> **Instruction**
Tally the lines holding the string "senyalització" and reply with that number alone.

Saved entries
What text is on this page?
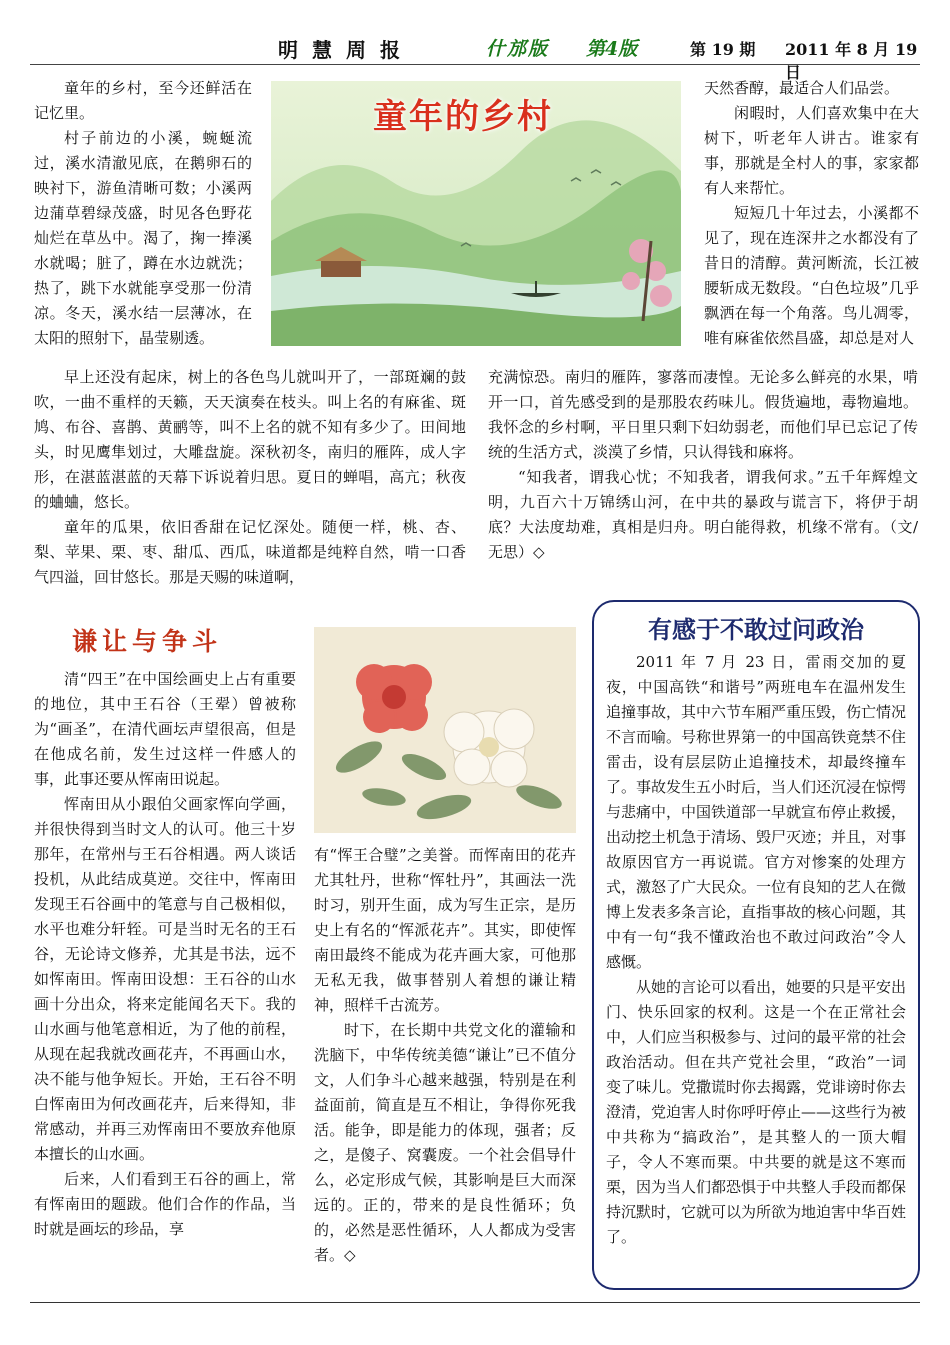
明慧周报	什邡版 第4版	第 19 期 2011 年 8 月 19 日

童年的乡村，至今还鲜活在记忆里。

村子前边的小溪，蜿蜒流过，溪水清澈见底，在鹅卵石的映衬下，游鱼清晰可数；小溪两边蒲草碧绿茂盛，时见各色野花灿烂在草丛中。渴了，掬一捧溪水就喝；脏了，蹲在水边就洗；热了，跳下水就能享受那一份清凉。冬天，溪水结一层薄冰，在太阳的照射下，晶莹剔透。

童年的乡村

天然香醇，最适合人们品尝。

闲暇时，人们喜欢集中在大树下，听老年人讲古。谁家有事，那就是全村人的事，家家都有人来帮忙。

短短几十年过去，小溪都不见了，现在连深井之水都没有了昔日的清醇。黄河断流，长江被腰斩成无数段。“白色垃圾”几乎飘洒在每一个角落。鸟儿凋零，唯有麻雀依然昌盛，却总是对人

早上还没有起床，树上的各色鸟儿就叫开了，一部斑斓的鼓吹，一曲不重样的天籁，天天演奏在枝头。叫上名的有麻雀、斑鸠、布谷、喜鹊、黄鹂等，叫不上名的就不知有多少了。田间地头，时见鹰隼划过，大雕盘旋。深秋初冬，南归的雁阵，成人字形，在湛蓝湛蓝的天幕下诉说着归思。夏日的蝉唱，高亢；秋夜的蛐蛐，悠长。

童年的瓜果，依旧香甜在记忆深处。随便一样，桃、杏、梨、苹果、栗、枣、甜瓜、西瓜，味道都是纯粹自然，啃一口香气四溢，回甘悠长。那是天赐的味道啊，

充满惊恐。南归的雁阵，寥落而凄惶。无论多么鲜亮的水果，啃开一口，首先感受到的是那股农药味儿。假货遍地，毒物遍地。我怀念的乡村啊，平日里只剩下妇幼弱老，而他们早已忘记了传统的生活方式，淡漠了乡情，只认得钱和麻将。

“知我者，谓我心忧；不知我者，谓我何求。”五千年辉煌文明，九百六十万锦绣山河，在中共的暴政与谎言下，将伊于胡底？大法度劫难，真相是归舟。明白能得救，机缘不常有。（文/无思）◇

谦让与争斗

清“四王”在中国绘画史上占有重要的地位，其中王石谷（王翚）曾被称为“画圣”，在清代画坛声望很高，但是在他成名前，发生过这样一件感人的事，此事还要从恽南田说起。

恽南田从小跟伯父画家恽向学画，并很快得到当时文人的认可。他三十岁那年，在常州与王石谷相遇。两人谈话投机，从此结成莫逆。交往中，恽南田发现王石谷画中的笔意与自己极相似，水平也难分轩轾。可是当时无名的王石谷，无论诗文修养，尤其是书法，远不如恽南田。恽南田设想：王石谷的山水画十分出众，将来定能闻名天下。我的山水画与他笔意相近，为了他的前程，从现在起我就改画花卉，不再画山水，决不能与他争短长。开始，王石谷不明白恽南田为何改画花卉，后来得知，非常感动，并再三劝恽南田不要放弃他原本擅长的山水画。

后来，人们看到王石谷的画上，常有恽南田的题跋。他们合作的作品，当时就是画坛的珍品，享

有“恽王合璧”之美誉。而恽南田的花卉尤其牡丹，世称“恽牡丹”，其画法一洗时习，别开生面，成为写生正宗，是历史上有名的“恽派花卉”。其实，即使恽南田最终不能成为花卉画大家，可他那无私无我，做事替别人着想的谦让精神，照样千古流芳。

时下，在长期中共党文化的灌输和洗脑下，中华传统美德“谦让”已不值分文，人们争斗心越来越强，特别是在利益面前，简直是互不相让，争得你死我活。能争，即是能力的体现，强者；反之，是傻子、窝囊废。一个社会倡导什么，必定形成气候，其影响是巨大而深远的。正的，带来的是良性循环；负的，必然是恶性循环，人人都成为受害者。◇

有感于不敢过问政治

2011 年 7 月 23 日，雷雨交加的夏夜，中国高铁“和谐号”两班电车在温州发生追撞事故，其中六节车厢严重压毁，伤亡情况不言而喻。号称世界第一的中国高铁竟禁不住雷击，设有层层防止追撞技术，却最终撞车了。事故发生五小时后，当人们还沉浸在惊愕与悲痛中，中国铁道部一早就宣布停止救援，出动挖土机急于清场、毁尸灭迹；并且，对事故原因官方一再说谎。官方对惨案的处理方式，激怒了广大民众。一位有良知的艺人在微博上发表多条言论，直指事故的核心问题，其中有一句“我不懂政治也不敢过问政治”令人感慨。

从她的言论可以看出，她要的只是平安出门、快乐回家的权利。这是一个在正常社会中，人们应当积极参与、过问的最平常的社会政治活动。但在共产党社会里，“政治”一词变了味儿。党撒谎时你去揭露，党诽谤时你去澄清，党迫害人时你呼吁停止——这些行为被中共称为“搞政治”，是其整人的一顶大帽子，令人不寒而栗。中共要的就是这不寒而栗，因为当人们都恐惧于中共整人手段而都保持沉默时，它就可以为所欲为地迫害中华百姓了。
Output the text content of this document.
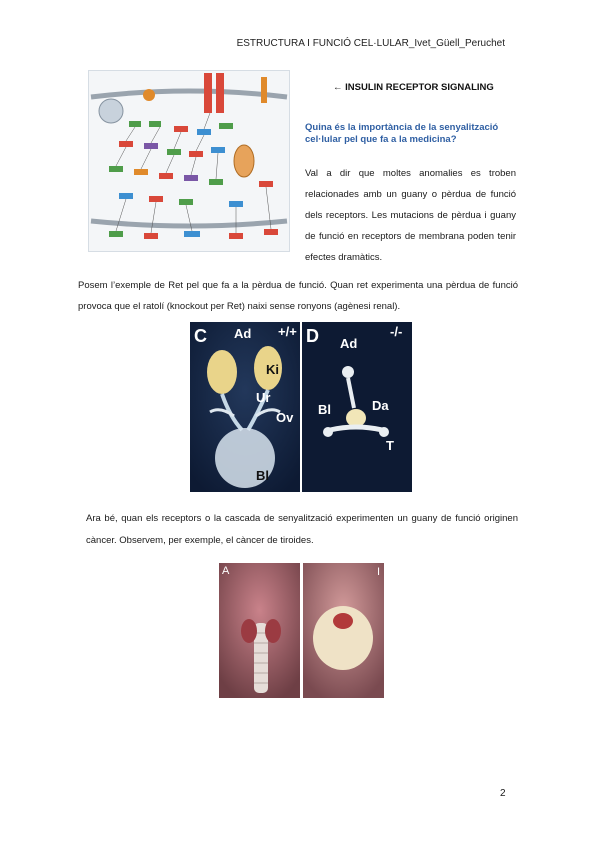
ESTRUCTURA I FUNCIÓ CEL·LULAR_Ivet_Güell_Peruchet
← INSULIN RECEPTOR SIGNALING
Quina és la importància de la senyalització cel·lular pel que fa a la medicina?
Val a dir que moltes anomalies es troben relacionades amb un guany o pèrdua de funció dels receptors. Les mutacions de pèrdua i guany de funció en receptors de membrana poden tenir efectes dramàtics.
Posem l’exemple de Ret pel que fa a la pèrdua de funció. Quan ret experimenta una pèrdua de funció provoca que el ratolí (knockout per Ret) naixi sense ronyons (agènesi renal).
C	+/+
Ad
Ki
Ur
Ov
Bl
D	-/-
Ad
Da
Bl
T
Ara bé, quan els receptors o la cascada de senyalització experimenten un guany de funció originen càncer. Observem, per exemple, el càncer de tiroides.
A	I
2
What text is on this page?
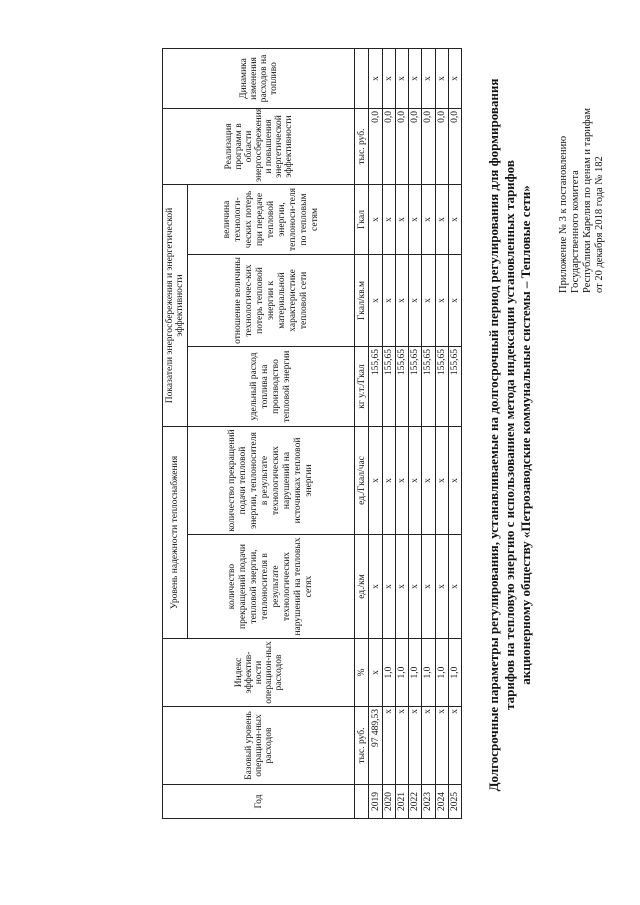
Приложение № 3 к постановлению Государственного комитета Республики Карелия по ценам и тарифам от 20 декабря 2018 года № 182
Долгосрочные параметры регулирования, устанавливаемые на долгосрочный период регулирования для формирования тарифов на тепловую энергию с использованием метода индексации установленных тарифов акционерному обществу «Петрозаводские коммунальные системы – Тепловые сети»
Год	Базовый уровень операцион-ных расходов	Индекс эффектив-ности операцион-ных расходов	Уровень надежности теплоснабжения		Показатели энергосбережения и энергетической эффективности			Реализация программ в области энергосбережения и повышения энергетической эффективности	Динамика изменения расходов на топливо

			количество прекращений подачи тепловой энергии, теплоносителя в результате технологических нарушений на тепловых сетях	количество прекращений подачи тепловой энергии, теплоносителя в результате технологических нарушений на источниках тепловой энергии	удельный расход топлива на производство тепловой энергии	отношение величины технологичес-ких потерь тепловой энергии к материальной характеристике тепловой сети	величина технологи-ческих потерь при передаче тепловой энергии, теплоноси-теля по тепловым сетям		

	тыс. руб.	%	ед./км	ед./Гкал/час	кг у.т./Гкал	Гкал/кв.м	Гкал	тыс. руб.	
2019	97 489,53	x	x	x	155,65	x	x	0,0	x
2020	x	1,0	x	x	155,65	x	x	0,0	x
2021	x	1,0	x	x	155,65	x	x	0,0	x
2022	x	1,0	x	x	155,65	x	x	0,0	x
2023	x	1,0	x	x	155,65	x	x	0,0	x
2024	x	1,0	x	x	155,65	x	x	0,0	x
2025	x	1,0	x	x	155,65	x	x	0,0	x
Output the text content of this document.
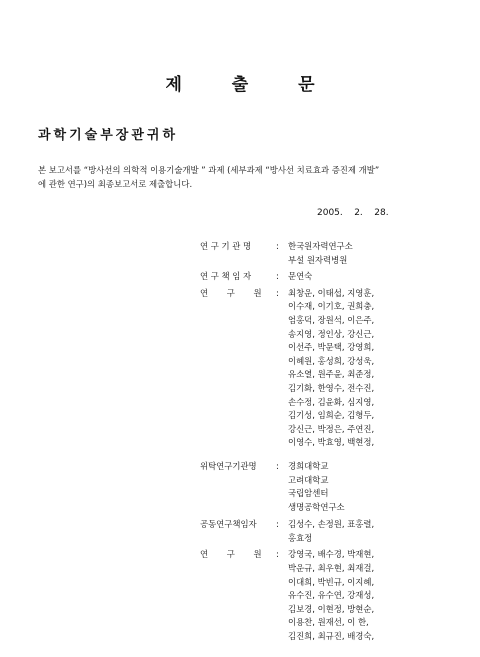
제 출 문
과학기술부장관귀하
본 보고서를 “방사선의 의학적 이용기술개발 ” 과제 (세부과제 “방사선 치료효과 증진제 개발”
에 관한 연구)의 최종보고서로 제출합니다.
2005.    2.    28.
연 구 기 관 명	:	한국원자력연구소
부설 원자력병원
연 구 책 임 자	:	문연숙
연       구       원	:	최창운, 이태섭, 지영훈,
이수재, 이기호, 권희충,
엄홍덕, 장원석, 이은주,
송지영, 정인상, 강신근,
이선주, 박문택, 강영희,
이혜원, 홍성희, 강성욱,
유소열, 원주윤, 최준정,
김기화, 한영수, 전수진,
손수정, 김윤화, 심지영,
김기성, 임희순, 김형두,
강신근, 박정은, 주연진,
이영수, 박효영, 백현정,
위탁연구기관명	:	경희대학교
고려대학교
국립암센터
생명공학연구소
공동연구책임자	:	김성수, 손정원, 표홍렬,
홍효정
연       구       원	:	강영국, 배수경, 박재현,
박운규, 최우현, 최재걸,
이대희, 박빈규, 이지혜,
유수진, 유수연, 강재성,
김보경, 이현정, 방현순,
이용찬, 원재선, 이 한,
김진희, 최규진, 배경숙,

> **Output of the task**
2